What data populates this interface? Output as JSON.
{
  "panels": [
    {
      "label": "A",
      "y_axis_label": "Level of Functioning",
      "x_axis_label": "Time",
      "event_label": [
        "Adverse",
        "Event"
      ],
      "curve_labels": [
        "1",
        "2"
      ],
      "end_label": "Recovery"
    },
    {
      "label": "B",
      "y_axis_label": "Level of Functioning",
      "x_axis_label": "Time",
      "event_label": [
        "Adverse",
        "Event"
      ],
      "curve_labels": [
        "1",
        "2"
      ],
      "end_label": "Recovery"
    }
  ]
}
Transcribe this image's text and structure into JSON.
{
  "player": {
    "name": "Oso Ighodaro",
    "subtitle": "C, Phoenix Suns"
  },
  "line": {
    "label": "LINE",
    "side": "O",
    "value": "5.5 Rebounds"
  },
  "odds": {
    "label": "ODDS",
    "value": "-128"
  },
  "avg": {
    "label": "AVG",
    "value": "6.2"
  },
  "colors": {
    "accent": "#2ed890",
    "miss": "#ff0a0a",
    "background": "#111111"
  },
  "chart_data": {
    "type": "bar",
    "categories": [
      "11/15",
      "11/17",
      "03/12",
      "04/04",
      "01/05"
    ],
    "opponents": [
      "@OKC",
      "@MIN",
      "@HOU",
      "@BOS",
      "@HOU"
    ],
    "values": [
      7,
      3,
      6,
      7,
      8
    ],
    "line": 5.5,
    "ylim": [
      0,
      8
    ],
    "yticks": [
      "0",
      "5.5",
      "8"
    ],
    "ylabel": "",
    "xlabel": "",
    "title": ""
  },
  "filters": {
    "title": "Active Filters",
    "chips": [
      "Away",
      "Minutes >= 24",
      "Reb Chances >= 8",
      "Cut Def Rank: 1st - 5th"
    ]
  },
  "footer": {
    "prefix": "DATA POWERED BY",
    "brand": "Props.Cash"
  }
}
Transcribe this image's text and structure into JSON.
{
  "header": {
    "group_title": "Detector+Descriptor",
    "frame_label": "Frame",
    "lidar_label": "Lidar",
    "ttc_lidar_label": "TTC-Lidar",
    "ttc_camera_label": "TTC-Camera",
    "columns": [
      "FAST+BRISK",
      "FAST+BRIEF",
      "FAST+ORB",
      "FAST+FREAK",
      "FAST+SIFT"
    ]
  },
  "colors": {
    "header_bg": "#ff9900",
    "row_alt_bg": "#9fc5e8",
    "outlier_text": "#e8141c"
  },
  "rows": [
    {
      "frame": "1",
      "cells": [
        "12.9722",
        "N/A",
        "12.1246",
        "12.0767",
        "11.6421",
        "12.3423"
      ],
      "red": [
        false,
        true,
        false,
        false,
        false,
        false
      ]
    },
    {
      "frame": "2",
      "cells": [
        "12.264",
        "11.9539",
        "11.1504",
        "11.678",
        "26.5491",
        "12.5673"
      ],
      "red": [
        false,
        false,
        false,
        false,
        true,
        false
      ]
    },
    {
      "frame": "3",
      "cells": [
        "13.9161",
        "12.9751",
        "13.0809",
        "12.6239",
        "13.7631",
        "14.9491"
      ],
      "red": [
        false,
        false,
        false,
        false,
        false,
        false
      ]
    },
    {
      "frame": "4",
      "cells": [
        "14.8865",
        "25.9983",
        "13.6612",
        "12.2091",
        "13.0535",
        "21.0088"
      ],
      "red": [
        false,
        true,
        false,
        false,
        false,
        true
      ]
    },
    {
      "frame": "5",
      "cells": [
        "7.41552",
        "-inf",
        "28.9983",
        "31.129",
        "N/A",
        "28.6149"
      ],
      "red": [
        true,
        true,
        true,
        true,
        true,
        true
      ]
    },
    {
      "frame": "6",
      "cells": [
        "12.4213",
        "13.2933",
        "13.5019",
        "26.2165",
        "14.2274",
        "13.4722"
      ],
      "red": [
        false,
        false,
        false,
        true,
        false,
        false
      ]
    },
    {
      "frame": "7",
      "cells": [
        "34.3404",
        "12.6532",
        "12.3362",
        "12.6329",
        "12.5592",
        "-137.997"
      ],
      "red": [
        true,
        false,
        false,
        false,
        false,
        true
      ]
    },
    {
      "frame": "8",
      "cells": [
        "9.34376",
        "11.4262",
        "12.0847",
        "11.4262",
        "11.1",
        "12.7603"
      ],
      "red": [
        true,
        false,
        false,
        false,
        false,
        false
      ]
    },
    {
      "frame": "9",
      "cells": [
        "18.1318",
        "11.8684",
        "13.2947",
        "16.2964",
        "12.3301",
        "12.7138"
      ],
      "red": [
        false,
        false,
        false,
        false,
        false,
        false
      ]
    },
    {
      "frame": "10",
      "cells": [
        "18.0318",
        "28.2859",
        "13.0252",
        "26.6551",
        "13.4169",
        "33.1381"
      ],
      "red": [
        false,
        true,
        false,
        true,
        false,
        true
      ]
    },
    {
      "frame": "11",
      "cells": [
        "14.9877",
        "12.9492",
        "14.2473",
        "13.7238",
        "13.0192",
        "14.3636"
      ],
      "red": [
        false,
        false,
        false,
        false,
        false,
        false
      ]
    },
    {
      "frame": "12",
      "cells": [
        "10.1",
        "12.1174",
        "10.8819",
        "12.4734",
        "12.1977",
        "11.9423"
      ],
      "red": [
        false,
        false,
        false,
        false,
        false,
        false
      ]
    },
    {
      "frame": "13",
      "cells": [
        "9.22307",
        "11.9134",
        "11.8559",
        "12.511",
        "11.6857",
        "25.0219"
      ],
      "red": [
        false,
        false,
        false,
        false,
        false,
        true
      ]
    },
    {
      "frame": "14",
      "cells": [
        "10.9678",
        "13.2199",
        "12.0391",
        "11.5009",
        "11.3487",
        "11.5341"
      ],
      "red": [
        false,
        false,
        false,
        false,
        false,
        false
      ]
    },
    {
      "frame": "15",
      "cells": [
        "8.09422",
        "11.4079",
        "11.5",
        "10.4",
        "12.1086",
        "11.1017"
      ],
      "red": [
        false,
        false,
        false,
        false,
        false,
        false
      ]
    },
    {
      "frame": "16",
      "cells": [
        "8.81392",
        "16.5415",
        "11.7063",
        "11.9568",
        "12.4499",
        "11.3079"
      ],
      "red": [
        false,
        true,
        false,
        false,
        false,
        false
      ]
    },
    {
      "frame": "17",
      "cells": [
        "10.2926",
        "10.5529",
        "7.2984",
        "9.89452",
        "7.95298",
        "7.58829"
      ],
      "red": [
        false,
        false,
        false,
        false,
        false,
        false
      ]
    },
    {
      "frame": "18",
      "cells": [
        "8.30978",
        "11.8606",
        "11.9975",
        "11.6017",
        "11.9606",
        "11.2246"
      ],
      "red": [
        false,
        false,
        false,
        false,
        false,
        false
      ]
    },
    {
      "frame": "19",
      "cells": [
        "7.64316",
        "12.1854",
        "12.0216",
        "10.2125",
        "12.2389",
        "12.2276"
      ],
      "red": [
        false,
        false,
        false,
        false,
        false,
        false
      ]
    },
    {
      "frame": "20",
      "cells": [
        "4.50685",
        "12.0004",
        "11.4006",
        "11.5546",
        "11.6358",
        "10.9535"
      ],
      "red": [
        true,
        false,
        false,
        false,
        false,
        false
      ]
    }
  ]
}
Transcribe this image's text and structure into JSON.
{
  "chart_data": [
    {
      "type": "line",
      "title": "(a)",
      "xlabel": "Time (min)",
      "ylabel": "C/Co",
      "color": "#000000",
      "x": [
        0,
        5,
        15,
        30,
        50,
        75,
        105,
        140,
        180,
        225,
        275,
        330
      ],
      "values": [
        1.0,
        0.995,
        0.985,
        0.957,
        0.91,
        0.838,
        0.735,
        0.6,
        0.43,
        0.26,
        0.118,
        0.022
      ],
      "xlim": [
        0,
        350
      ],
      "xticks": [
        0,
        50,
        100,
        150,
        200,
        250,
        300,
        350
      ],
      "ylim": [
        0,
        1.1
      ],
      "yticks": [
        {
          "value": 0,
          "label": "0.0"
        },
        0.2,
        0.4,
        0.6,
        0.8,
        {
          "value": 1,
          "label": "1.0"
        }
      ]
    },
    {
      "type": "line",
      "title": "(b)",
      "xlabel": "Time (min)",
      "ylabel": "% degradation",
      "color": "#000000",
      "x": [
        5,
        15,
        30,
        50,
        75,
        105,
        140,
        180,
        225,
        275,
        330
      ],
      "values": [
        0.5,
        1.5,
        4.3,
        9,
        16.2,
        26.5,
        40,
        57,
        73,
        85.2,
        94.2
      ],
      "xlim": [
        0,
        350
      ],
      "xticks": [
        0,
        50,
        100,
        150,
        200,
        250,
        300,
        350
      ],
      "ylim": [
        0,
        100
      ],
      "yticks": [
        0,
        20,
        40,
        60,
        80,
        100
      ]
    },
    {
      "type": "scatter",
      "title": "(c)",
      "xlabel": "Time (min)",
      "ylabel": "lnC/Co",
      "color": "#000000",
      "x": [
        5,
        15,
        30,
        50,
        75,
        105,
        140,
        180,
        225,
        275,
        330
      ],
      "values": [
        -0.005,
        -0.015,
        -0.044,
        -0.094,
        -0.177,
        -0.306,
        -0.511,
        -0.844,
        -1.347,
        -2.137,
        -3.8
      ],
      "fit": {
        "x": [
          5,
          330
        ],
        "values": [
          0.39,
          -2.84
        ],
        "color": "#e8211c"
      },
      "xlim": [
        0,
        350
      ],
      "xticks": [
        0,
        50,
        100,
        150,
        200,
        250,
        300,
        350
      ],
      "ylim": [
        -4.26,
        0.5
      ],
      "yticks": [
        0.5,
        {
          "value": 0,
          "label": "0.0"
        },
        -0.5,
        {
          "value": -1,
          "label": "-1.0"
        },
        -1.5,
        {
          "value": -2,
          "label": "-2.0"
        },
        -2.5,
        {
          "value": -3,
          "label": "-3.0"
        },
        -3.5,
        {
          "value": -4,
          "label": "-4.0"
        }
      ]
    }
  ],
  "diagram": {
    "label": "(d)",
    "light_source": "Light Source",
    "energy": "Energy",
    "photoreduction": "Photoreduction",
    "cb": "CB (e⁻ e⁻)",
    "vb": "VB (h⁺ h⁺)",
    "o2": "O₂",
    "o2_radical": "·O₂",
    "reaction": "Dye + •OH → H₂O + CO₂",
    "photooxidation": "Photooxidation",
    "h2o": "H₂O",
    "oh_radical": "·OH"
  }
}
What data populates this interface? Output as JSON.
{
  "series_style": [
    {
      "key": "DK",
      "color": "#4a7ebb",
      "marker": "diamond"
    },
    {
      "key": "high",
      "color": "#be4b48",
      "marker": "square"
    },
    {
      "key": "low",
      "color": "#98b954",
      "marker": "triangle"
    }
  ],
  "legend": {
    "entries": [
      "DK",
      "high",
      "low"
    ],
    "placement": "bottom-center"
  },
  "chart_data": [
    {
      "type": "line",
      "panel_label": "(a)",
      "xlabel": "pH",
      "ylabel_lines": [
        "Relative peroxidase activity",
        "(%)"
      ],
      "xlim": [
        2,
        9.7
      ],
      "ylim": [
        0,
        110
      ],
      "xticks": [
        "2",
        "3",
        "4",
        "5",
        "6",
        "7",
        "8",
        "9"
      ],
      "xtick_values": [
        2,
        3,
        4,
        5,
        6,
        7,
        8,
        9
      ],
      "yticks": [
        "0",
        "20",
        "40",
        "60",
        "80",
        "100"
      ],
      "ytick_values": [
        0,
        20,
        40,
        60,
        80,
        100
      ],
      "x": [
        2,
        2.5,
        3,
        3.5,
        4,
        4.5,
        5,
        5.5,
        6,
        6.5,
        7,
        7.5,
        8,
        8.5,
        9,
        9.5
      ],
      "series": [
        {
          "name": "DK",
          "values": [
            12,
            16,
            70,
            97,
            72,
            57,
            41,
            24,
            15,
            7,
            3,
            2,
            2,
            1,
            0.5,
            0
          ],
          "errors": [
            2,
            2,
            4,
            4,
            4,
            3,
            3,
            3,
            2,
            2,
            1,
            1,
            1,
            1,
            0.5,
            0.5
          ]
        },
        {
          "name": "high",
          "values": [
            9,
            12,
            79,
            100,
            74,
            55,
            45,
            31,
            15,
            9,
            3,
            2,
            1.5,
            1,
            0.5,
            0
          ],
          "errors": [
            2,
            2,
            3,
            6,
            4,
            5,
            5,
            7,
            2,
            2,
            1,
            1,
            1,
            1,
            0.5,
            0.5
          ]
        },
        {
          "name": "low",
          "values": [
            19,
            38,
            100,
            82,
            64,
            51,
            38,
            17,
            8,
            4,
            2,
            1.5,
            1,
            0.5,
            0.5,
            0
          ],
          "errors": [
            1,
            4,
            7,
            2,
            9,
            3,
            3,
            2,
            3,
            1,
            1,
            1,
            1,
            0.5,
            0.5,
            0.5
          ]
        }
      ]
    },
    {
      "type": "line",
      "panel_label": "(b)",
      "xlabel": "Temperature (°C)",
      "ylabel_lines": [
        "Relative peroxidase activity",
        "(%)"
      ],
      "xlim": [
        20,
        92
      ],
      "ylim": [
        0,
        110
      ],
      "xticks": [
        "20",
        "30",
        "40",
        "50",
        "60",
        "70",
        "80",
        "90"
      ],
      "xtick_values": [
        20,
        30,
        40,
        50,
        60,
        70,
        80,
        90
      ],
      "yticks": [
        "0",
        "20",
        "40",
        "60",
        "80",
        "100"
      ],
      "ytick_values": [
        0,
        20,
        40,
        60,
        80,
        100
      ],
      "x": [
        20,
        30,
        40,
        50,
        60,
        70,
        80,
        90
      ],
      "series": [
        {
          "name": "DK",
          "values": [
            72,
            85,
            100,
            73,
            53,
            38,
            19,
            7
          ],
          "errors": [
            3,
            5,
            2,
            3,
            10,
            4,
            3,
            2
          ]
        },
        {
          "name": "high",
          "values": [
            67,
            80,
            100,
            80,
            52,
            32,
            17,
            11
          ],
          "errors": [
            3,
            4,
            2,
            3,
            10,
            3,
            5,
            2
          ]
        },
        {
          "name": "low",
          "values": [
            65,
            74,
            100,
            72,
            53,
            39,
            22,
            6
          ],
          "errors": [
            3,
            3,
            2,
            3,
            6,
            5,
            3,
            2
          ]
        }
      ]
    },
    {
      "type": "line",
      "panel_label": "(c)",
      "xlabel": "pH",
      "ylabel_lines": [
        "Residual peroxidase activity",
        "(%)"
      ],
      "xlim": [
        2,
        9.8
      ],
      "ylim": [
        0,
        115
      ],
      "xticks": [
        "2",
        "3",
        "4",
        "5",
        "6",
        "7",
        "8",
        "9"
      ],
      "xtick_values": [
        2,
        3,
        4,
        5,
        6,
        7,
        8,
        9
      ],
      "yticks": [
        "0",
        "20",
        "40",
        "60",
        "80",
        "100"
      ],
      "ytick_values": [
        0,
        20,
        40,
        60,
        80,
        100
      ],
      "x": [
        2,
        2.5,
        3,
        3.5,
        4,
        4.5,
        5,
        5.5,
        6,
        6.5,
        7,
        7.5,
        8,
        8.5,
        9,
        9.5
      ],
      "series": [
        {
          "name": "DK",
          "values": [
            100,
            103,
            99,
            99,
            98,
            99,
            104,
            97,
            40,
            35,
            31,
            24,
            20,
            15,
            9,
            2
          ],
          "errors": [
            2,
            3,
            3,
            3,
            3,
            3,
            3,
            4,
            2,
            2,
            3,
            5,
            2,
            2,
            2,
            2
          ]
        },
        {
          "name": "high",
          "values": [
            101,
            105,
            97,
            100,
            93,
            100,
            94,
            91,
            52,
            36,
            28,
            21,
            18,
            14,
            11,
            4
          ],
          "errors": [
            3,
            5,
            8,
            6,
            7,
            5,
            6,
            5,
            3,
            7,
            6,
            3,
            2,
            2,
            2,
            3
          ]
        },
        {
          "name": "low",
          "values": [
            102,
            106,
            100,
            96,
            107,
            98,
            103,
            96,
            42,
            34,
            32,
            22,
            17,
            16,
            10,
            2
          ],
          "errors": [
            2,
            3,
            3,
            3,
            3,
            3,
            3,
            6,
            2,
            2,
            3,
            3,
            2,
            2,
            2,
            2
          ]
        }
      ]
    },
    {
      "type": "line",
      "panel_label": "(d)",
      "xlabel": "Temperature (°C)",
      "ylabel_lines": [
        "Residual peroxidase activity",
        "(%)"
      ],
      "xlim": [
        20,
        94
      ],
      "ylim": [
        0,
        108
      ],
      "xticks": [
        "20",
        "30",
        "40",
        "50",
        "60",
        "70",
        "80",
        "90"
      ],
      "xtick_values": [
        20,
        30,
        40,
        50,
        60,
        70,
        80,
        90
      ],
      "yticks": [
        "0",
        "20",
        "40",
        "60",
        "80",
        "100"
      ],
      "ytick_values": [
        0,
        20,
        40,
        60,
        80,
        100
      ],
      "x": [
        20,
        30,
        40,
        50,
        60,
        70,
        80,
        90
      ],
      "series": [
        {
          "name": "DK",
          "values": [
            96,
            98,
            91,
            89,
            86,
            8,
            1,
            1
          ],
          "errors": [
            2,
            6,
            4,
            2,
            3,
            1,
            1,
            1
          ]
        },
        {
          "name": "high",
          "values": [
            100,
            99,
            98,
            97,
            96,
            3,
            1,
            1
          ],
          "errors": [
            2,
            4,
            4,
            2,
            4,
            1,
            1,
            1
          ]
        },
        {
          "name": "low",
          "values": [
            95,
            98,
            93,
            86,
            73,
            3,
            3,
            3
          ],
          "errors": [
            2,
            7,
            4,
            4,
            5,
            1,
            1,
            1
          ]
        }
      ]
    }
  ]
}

**What needs to be done:**
Only the number is wanted: how many lines in the data include the string "Lidar"?

**Output:**
2